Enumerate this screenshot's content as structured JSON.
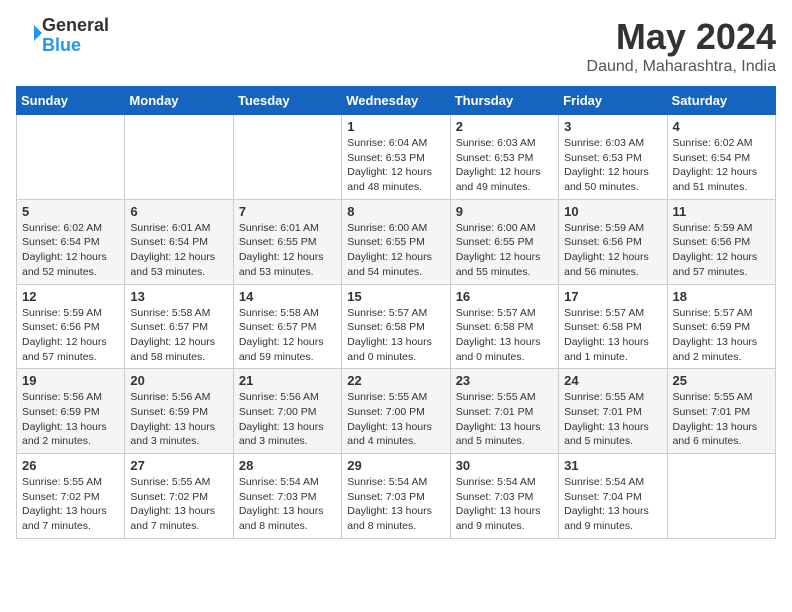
{
  "header": {
    "logo_line1": "General",
    "logo_line2": "Blue",
    "month_title": "May 2024",
    "location": "Daund, Maharashtra, India"
  },
  "days_of_week": [
    "Sunday",
    "Monday",
    "Tuesday",
    "Wednesday",
    "Thursday",
    "Friday",
    "Saturday"
  ],
  "weeks": [
    [
      {
        "day": "",
        "info": ""
      },
      {
        "day": "",
        "info": ""
      },
      {
        "day": "",
        "info": ""
      },
      {
        "day": "1",
        "info": "Sunrise: 6:04 AM\nSunset: 6:53 PM\nDaylight: 12 hours\nand 48 minutes."
      },
      {
        "day": "2",
        "info": "Sunrise: 6:03 AM\nSunset: 6:53 PM\nDaylight: 12 hours\nand 49 minutes."
      },
      {
        "day": "3",
        "info": "Sunrise: 6:03 AM\nSunset: 6:53 PM\nDaylight: 12 hours\nand 50 minutes."
      },
      {
        "day": "4",
        "info": "Sunrise: 6:02 AM\nSunset: 6:54 PM\nDaylight: 12 hours\nand 51 minutes."
      }
    ],
    [
      {
        "day": "5",
        "info": "Sunrise: 6:02 AM\nSunset: 6:54 PM\nDaylight: 12 hours\nand 52 minutes."
      },
      {
        "day": "6",
        "info": "Sunrise: 6:01 AM\nSunset: 6:54 PM\nDaylight: 12 hours\nand 53 minutes."
      },
      {
        "day": "7",
        "info": "Sunrise: 6:01 AM\nSunset: 6:55 PM\nDaylight: 12 hours\nand 53 minutes."
      },
      {
        "day": "8",
        "info": "Sunrise: 6:00 AM\nSunset: 6:55 PM\nDaylight: 12 hours\nand 54 minutes."
      },
      {
        "day": "9",
        "info": "Sunrise: 6:00 AM\nSunset: 6:55 PM\nDaylight: 12 hours\nand 55 minutes."
      },
      {
        "day": "10",
        "info": "Sunrise: 5:59 AM\nSunset: 6:56 PM\nDaylight: 12 hours\nand 56 minutes."
      },
      {
        "day": "11",
        "info": "Sunrise: 5:59 AM\nSunset: 6:56 PM\nDaylight: 12 hours\nand 57 minutes."
      }
    ],
    [
      {
        "day": "12",
        "info": "Sunrise: 5:59 AM\nSunset: 6:56 PM\nDaylight: 12 hours\nand 57 minutes."
      },
      {
        "day": "13",
        "info": "Sunrise: 5:58 AM\nSunset: 6:57 PM\nDaylight: 12 hours\nand 58 minutes."
      },
      {
        "day": "14",
        "info": "Sunrise: 5:58 AM\nSunset: 6:57 PM\nDaylight: 12 hours\nand 59 minutes."
      },
      {
        "day": "15",
        "info": "Sunrise: 5:57 AM\nSunset: 6:58 PM\nDaylight: 13 hours\nand 0 minutes."
      },
      {
        "day": "16",
        "info": "Sunrise: 5:57 AM\nSunset: 6:58 PM\nDaylight: 13 hours\nand 0 minutes."
      },
      {
        "day": "17",
        "info": "Sunrise: 5:57 AM\nSunset: 6:58 PM\nDaylight: 13 hours\nand 1 minute."
      },
      {
        "day": "18",
        "info": "Sunrise: 5:57 AM\nSunset: 6:59 PM\nDaylight: 13 hours\nand 2 minutes."
      }
    ],
    [
      {
        "day": "19",
        "info": "Sunrise: 5:56 AM\nSunset: 6:59 PM\nDaylight: 13 hours\nand 2 minutes."
      },
      {
        "day": "20",
        "info": "Sunrise: 5:56 AM\nSunset: 6:59 PM\nDaylight: 13 hours\nand 3 minutes."
      },
      {
        "day": "21",
        "info": "Sunrise: 5:56 AM\nSunset: 7:00 PM\nDaylight: 13 hours\nand 3 minutes."
      },
      {
        "day": "22",
        "info": "Sunrise: 5:55 AM\nSunset: 7:00 PM\nDaylight: 13 hours\nand 4 minutes."
      },
      {
        "day": "23",
        "info": "Sunrise: 5:55 AM\nSunset: 7:01 PM\nDaylight: 13 hours\nand 5 minutes."
      },
      {
        "day": "24",
        "info": "Sunrise: 5:55 AM\nSunset: 7:01 PM\nDaylight: 13 hours\nand 5 minutes."
      },
      {
        "day": "25",
        "info": "Sunrise: 5:55 AM\nSunset: 7:01 PM\nDaylight: 13 hours\nand 6 minutes."
      }
    ],
    [
      {
        "day": "26",
        "info": "Sunrise: 5:55 AM\nSunset: 7:02 PM\nDaylight: 13 hours\nand 7 minutes."
      },
      {
        "day": "27",
        "info": "Sunrise: 5:55 AM\nSunset: 7:02 PM\nDaylight: 13 hours\nand 7 minutes."
      },
      {
        "day": "28",
        "info": "Sunrise: 5:54 AM\nSunset: 7:03 PM\nDaylight: 13 hours\nand 8 minutes."
      },
      {
        "day": "29",
        "info": "Sunrise: 5:54 AM\nSunset: 7:03 PM\nDaylight: 13 hours\nand 8 minutes."
      },
      {
        "day": "30",
        "info": "Sunrise: 5:54 AM\nSunset: 7:03 PM\nDaylight: 13 hours\nand 9 minutes."
      },
      {
        "day": "31",
        "info": "Sunrise: 5:54 AM\nSunset: 7:04 PM\nDaylight: 13 hours\nand 9 minutes."
      },
      {
        "day": "",
        "info": ""
      }
    ]
  ]
}
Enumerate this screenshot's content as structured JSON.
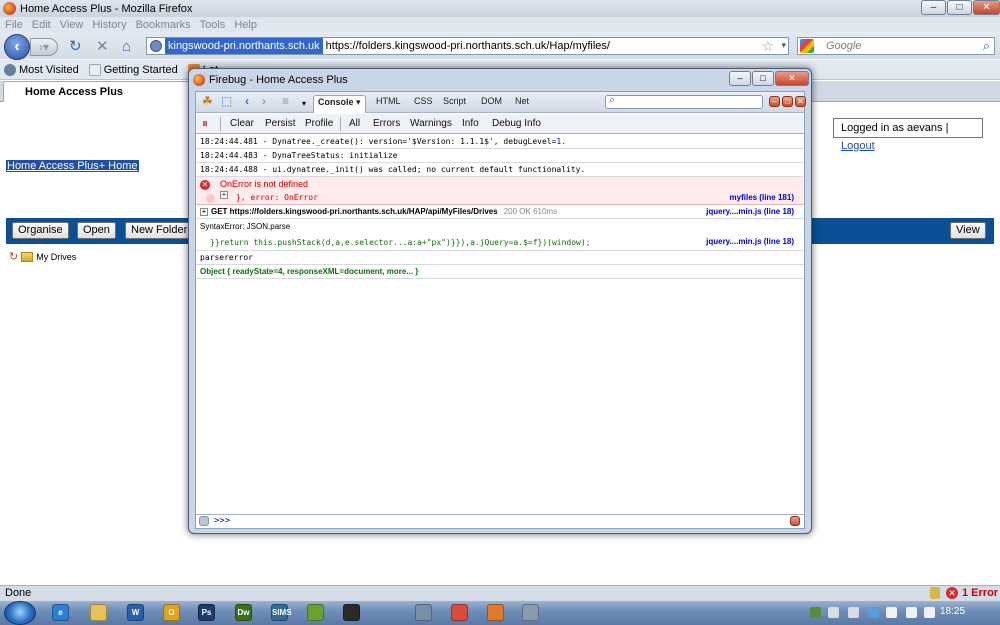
{
  "window": {
    "title": "Home Access Plus - Mozilla Firefox",
    "controls": {
      "minimize": "–",
      "maximize": "□",
      "close": "✕"
    }
  },
  "menu": [
    "File",
    "Edit",
    "View",
    "History",
    "Bookmarks",
    "Tools",
    "Help"
  ],
  "address": {
    "identity": "kingswood-pri.northants.sch.uk",
    "url": "https://folders.kingswood-pri.northants.sch.uk/Hap/myfiles/"
  },
  "search": {
    "placeholder": "Google"
  },
  "bookmarks": [
    {
      "label": "Most Visited",
      "icon": "gear-icon",
      "color": "#6a7d99"
    },
    {
      "label": "Getting Started",
      "icon": "page-icon",
      "color": "#e9eef4"
    },
    {
      "label": "Lat",
      "icon": "rss-icon",
      "color": "#f08a24"
    }
  ],
  "tab": {
    "label": "Home Access Plus"
  },
  "page": {
    "home_link": "Home Access Plus+ Home",
    "logged_in_prefix": "Logged in as aevans |",
    "logout": "Logout",
    "buttons": [
      "Organise",
      "Open",
      "New Folder"
    ],
    "view_button": "View",
    "drives_label": "My Drives"
  },
  "firebug": {
    "title": "Firebug - Home Access Plus",
    "tabs": [
      "Console ▾",
      "HTML",
      "CSS",
      "Script",
      "DOM",
      "Net"
    ],
    "subtabs": [
      "Clear",
      "Persist",
      "Profile",
      "All",
      "Errors",
      "Warnings",
      "Info",
      "Debug Info"
    ],
    "log": [
      {
        "time": "18:24:44.481",
        "text": " - Dynatree._create(): version='$Version: 1.1.1$', debugLevel=",
        "num": "1."
      },
      {
        "time": "18:24:44.483",
        "text": " - DynaTreeStatus: initialize",
        "num": ""
      },
      {
        "time": "18:24:44.488",
        "text": " - ui.dynatree._init() was called; no current default functionality.",
        "num": ""
      }
    ],
    "error": {
      "message": "OnError is not defined",
      "code": "}, error: OnError",
      "source": "myfiles (line 181)"
    },
    "get": {
      "url": "GET https://folders.kingswood-pri.northants.sch.uk/HAP/api/MyFiles/Drives",
      "status": "200 OK 610ms",
      "source": "jquery....min.js (line 18)"
    },
    "syntax": {
      "title": "SyntaxError: JSON.parse",
      "code": "}}return this.pushStack(d,a,e.selector...a:a+\"px\")}}),a.jQuery=a.$=f})(window);",
      "source": "jquery....min.js (line 18)"
    },
    "parsererror": "parsererror",
    "object": {
      "prefix": "Object {",
      "ready": "readyState=4,",
      "xml": "responseXML=document,",
      "more": "more...",
      "suffix": "}"
    },
    "prompt": ">>>"
  },
  "status": {
    "done": "Done",
    "errors": "1 Error"
  },
  "taskbar": {
    "apps": [
      {
        "name": "ie-icon",
        "color": "#2b7fd6",
        "label": "e"
      },
      {
        "name": "explorer-icon",
        "color": "#e6c35a",
        "label": ""
      },
      {
        "name": "word-icon",
        "color": "#2a5fb0",
        "label": "W"
      },
      {
        "name": "outlook-icon",
        "color": "#e0a41f",
        "label": "O"
      },
      {
        "name": "photoshop-icon",
        "color": "#1b3c6e",
        "label": "Ps"
      },
      {
        "name": "dreamweaver-icon",
        "color": "#3c6e1b",
        "label": "Dw"
      },
      {
        "name": "sims-icon",
        "color": "#2f6c99",
        "label": "SIMS"
      },
      {
        "name": "spotify-icon",
        "color": "#6aa12e",
        "label": ""
      },
      {
        "name": "blackberry-icon",
        "color": "#2a2a2a",
        "label": ""
      },
      {
        "name": "tool-icon",
        "color": "#7a8ea8",
        "label": ""
      },
      {
        "name": "chrome-icon",
        "color": "#d94b3b",
        "label": ""
      },
      {
        "name": "firefox-icon",
        "color": "#e07a27",
        "label": ""
      },
      {
        "name": "misc-icon",
        "color": "#8a9bb0",
        "label": ""
      }
    ],
    "clock": "18:25"
  }
}
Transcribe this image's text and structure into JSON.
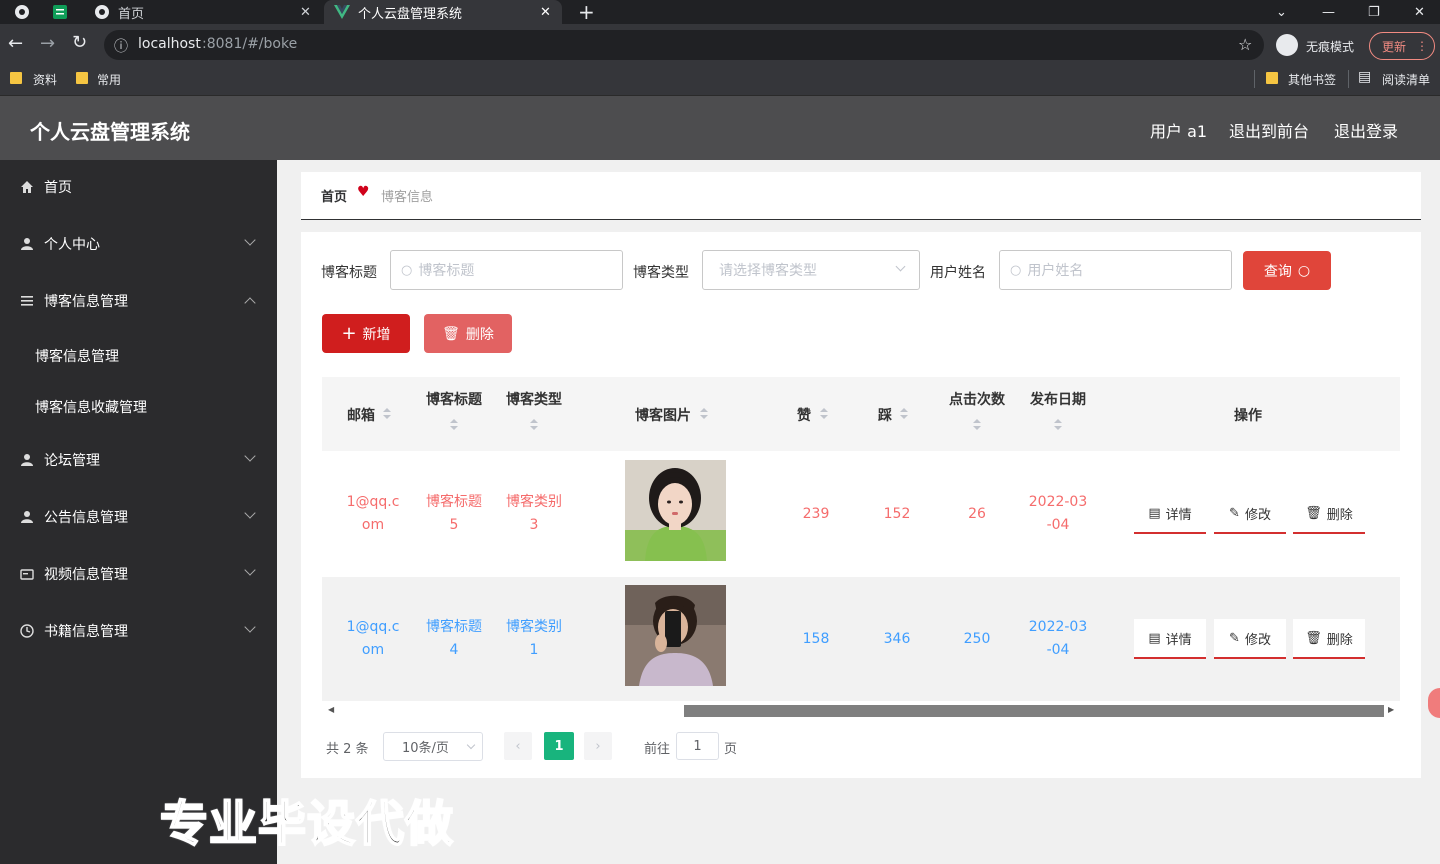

========

Search the records above for the string "OnError". Copy every line that contains it.

      "message": "OnError is not defined",
      "code": "}, error: OnError",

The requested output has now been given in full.